▶ _What is expected_
Images do not belong in the copy. Retype all the entries below exactly.

▶ _Records supplied_
##############################

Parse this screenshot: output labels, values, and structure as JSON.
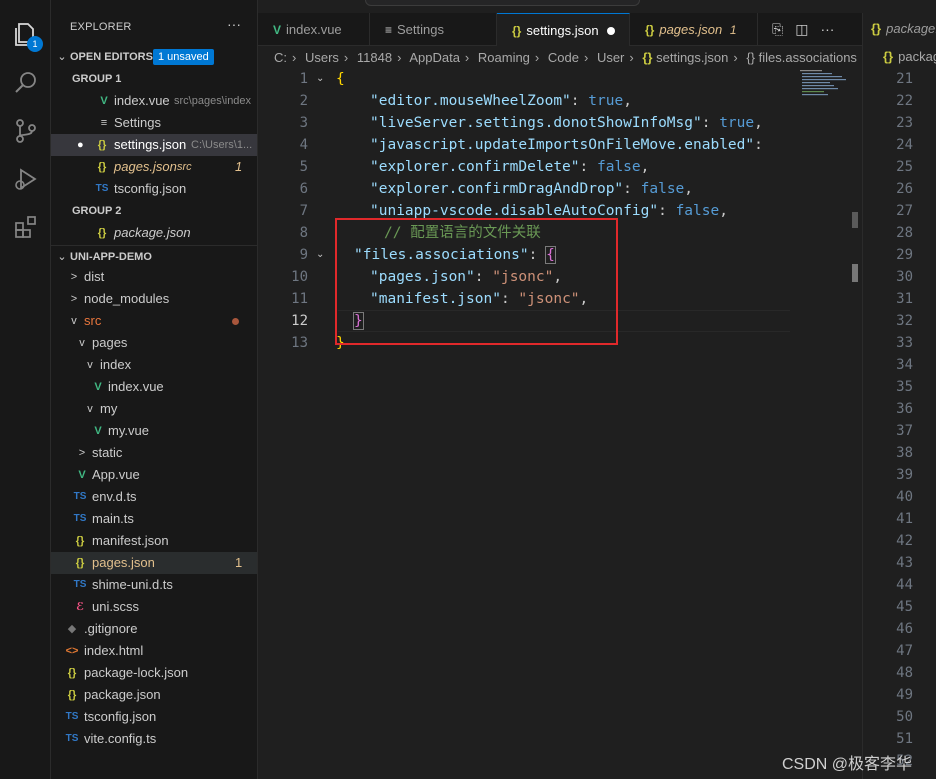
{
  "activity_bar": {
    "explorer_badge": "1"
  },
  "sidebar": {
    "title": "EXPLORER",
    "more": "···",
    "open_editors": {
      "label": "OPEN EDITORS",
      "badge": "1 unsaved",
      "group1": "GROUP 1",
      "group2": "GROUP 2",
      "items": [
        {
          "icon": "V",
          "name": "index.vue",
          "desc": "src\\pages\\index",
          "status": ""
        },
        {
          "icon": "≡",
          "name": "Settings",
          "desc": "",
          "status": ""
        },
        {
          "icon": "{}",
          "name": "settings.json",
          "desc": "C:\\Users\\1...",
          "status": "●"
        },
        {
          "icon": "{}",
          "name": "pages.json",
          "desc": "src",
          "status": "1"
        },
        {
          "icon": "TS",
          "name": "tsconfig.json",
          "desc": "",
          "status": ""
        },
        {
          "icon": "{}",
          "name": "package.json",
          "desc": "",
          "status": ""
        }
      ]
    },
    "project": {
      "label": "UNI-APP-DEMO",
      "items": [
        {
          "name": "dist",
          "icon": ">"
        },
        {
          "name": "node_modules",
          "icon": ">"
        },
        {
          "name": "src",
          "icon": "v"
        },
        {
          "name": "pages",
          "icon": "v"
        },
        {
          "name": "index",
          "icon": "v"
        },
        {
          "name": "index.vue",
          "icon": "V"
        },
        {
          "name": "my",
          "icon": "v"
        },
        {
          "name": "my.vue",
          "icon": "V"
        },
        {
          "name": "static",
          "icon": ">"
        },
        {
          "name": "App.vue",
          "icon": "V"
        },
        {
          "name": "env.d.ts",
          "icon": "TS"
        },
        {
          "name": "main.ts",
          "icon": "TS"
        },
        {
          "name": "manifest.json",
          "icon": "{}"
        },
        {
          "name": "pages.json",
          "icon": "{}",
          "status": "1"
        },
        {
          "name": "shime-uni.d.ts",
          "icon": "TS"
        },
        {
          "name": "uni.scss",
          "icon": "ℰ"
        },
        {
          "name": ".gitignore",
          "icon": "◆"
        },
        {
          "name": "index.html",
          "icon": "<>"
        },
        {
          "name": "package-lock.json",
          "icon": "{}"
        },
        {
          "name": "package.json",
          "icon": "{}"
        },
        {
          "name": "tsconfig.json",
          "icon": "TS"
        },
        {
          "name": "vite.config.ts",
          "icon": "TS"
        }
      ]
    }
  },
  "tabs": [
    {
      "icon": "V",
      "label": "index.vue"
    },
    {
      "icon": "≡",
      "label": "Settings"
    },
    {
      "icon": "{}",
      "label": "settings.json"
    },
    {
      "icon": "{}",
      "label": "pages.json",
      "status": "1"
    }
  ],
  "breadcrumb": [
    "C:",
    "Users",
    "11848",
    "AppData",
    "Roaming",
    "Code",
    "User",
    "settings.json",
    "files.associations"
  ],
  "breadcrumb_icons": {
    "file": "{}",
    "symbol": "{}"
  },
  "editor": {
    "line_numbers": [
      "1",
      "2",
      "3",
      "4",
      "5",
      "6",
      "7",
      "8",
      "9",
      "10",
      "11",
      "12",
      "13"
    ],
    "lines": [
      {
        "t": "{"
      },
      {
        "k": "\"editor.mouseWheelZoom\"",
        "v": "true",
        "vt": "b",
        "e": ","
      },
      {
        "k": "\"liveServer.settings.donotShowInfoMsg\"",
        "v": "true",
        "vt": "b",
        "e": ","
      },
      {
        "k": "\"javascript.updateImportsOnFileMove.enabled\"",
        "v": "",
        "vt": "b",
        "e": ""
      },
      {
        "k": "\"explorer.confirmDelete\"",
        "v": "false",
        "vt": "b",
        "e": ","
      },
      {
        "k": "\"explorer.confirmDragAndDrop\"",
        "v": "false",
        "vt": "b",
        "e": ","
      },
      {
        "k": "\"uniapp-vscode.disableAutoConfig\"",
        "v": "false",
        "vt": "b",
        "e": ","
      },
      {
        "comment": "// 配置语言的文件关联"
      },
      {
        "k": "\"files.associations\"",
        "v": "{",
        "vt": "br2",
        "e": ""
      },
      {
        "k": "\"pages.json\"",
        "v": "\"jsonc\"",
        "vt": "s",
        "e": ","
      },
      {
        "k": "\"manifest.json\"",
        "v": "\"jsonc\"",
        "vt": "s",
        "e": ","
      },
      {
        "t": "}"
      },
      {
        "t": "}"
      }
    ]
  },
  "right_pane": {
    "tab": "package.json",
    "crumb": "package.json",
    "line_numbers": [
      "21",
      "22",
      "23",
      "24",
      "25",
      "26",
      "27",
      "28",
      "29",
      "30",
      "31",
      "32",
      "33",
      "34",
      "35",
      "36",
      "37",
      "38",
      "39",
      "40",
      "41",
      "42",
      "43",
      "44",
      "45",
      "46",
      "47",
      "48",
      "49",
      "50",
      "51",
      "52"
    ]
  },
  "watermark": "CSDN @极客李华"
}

##############################

▶ _Completed task_
Parse this screenshot: output labels, values, and structure as JSON.
{
  "activity_bar": {
    "explorer_badge": "1"
  },
  "sidebar": {
    "title": "EXPLORER",
    "more": "···",
    "open_editors": {
      "label": "OPEN EDITORS",
      "badge": "1 unsaved",
      "group1": "GROUP 1",
      "group2": "GROUP 2",
      "items": [
        {
          "icon": "V",
          "name": "index.vue",
          "desc": "src\\pages\\index",
          "status": ""
        },
        {
          "icon": "≡",
          "name": "Settings",
          "desc": "",
          "status": ""
        },
        {
          "icon": "{}",
          "name": "settings.json",
          "desc": "C:\\Users\\1...",
          "status": "●"
        },
        {
          "icon": "{}",
          "name": "pages.json",
          "desc": "src",
          "status": "1"
        },
        {
          "icon": "TS",
          "name": "tsconfig.json",
          "desc": "",
          "status": ""
        },
        {
          "icon": "{}",
          "name": "package.json",
          "desc": "",
          "status": ""
        }
      ]
    },
    "project": {
      "label": "UNI-APP-DEMO",
      "items": [
        {
          "name": "dist",
          "icon": ">"
        },
        {
          "name": "node_modules",
          "icon": ">"
        },
        {
          "name": "src",
          "icon": "v"
        },
        {
          "name": "pages",
          "icon": "v"
        },
        {
          "name": "index",
          "icon": "v"
        },
        {
          "name": "index.vue",
          "icon": "V"
        },
        {
          "name": "my",
          "icon": "v"
        },
        {
          "name": "my.vue",
          "icon": "V"
        },
        {
          "name": "static",
          "icon": ">"
        },
        {
          "name": "App.vue",
          "icon": "V"
        },
        {
          "name": "env.d.ts",
          "icon": "TS"
        },
        {
          "name": "main.ts",
          "icon": "TS"
        },
        {
          "name": "manifest.json",
          "icon": "{}"
        },
        {
          "name": "pages.json",
          "icon": "{}",
          "status": "1"
        },
        {
          "name": "shime-uni.d.ts",
          "icon": "TS"
        },
        {
          "name": "uni.scss",
          "icon": "ℰ"
        },
        {
          "name": ".gitignore",
          "icon": "◆"
        },
        {
          "name": "index.html",
          "icon": "<>"
        },
        {
          "name": "package-lock.json",
          "icon": "{}"
        },
        {
          "name": "package.json",
          "icon": "{}"
        },
        {
          "name": "tsconfig.json",
          "icon": "TS"
        },
        {
          "name": "vite.config.ts",
          "icon": "TS"
        }
      ]
    }
  },
  "tabs": [
    {
      "icon": "V",
      "label": "index.vue"
    },
    {
      "icon": "≡",
      "label": "Settings"
    },
    {
      "icon": "{}",
      "label": "settings.json"
    },
    {
      "icon": "{}",
      "label": "pages.json",
      "status": "1"
    }
  ],
  "breadcrumb": [
    "C:",
    "Users",
    "11848",
    "AppData",
    "Roaming",
    "Code",
    "User",
    "settings.json",
    "files.associations"
  ],
  "breadcrumb_icons": {
    "file": "{}",
    "symbol": "{}"
  },
  "editor": {
    "line_numbers": [
      "1",
      "2",
      "3",
      "4",
      "5",
      "6",
      "7",
      "8",
      "9",
      "10",
      "11",
      "12",
      "13"
    ],
    "lines": [
      {
        "t": "{"
      },
      {
        "k": "\"editor.mouseWheelZoom\"",
        "v": "true",
        "vt": "b",
        "e": ","
      },
      {
        "k": "\"liveServer.settings.donotShowInfoMsg\"",
        "v": "true",
        "vt": "b",
        "e": ","
      },
      {
        "k": "\"javascript.updateImportsOnFileMove.enabled\"",
        "v": "",
        "vt": "b",
        "e": ""
      },
      {
        "k": "\"explorer.confirmDelete\"",
        "v": "false",
        "vt": "b",
        "e": ","
      },
      {
        "k": "\"explorer.confirmDragAndDrop\"",
        "v": "false",
        "vt": "b",
        "e": ","
      },
      {
        "k": "\"uniapp-vscode.disableAutoConfig\"",
        "v": "false",
        "vt": "b",
        "e": ","
      },
      {
        "comment": "// 配置语言的文件关联"
      },
      {
        "k": "\"files.associations\"",
        "v": "{",
        "vt": "br2",
        "e": ""
      },
      {
        "k": "\"pages.json\"",
        "v": "\"jsonc\"",
        "vt": "s",
        "e": ","
      },
      {
        "k": "\"manifest.json\"",
        "v": "\"jsonc\"",
        "vt": "s",
        "e": ","
      },
      {
        "t": "}"
      },
      {
        "t": "}"
      }
    ]
  },
  "right_pane": {
    "tab": "package.json",
    "crumb": "package.json",
    "line_numbers": [
      "21",
      "22",
      "23",
      "24",
      "25",
      "26",
      "27",
      "28",
      "29",
      "30",
      "31",
      "32",
      "33",
      "34",
      "35",
      "36",
      "37",
      "38",
      "39",
      "40",
      "41",
      "42",
      "43",
      "44",
      "45",
      "46",
      "47",
      "48",
      "49",
      "50",
      "51",
      "52"
    ]
  },
  "watermark": "CSDN @极客李华"
}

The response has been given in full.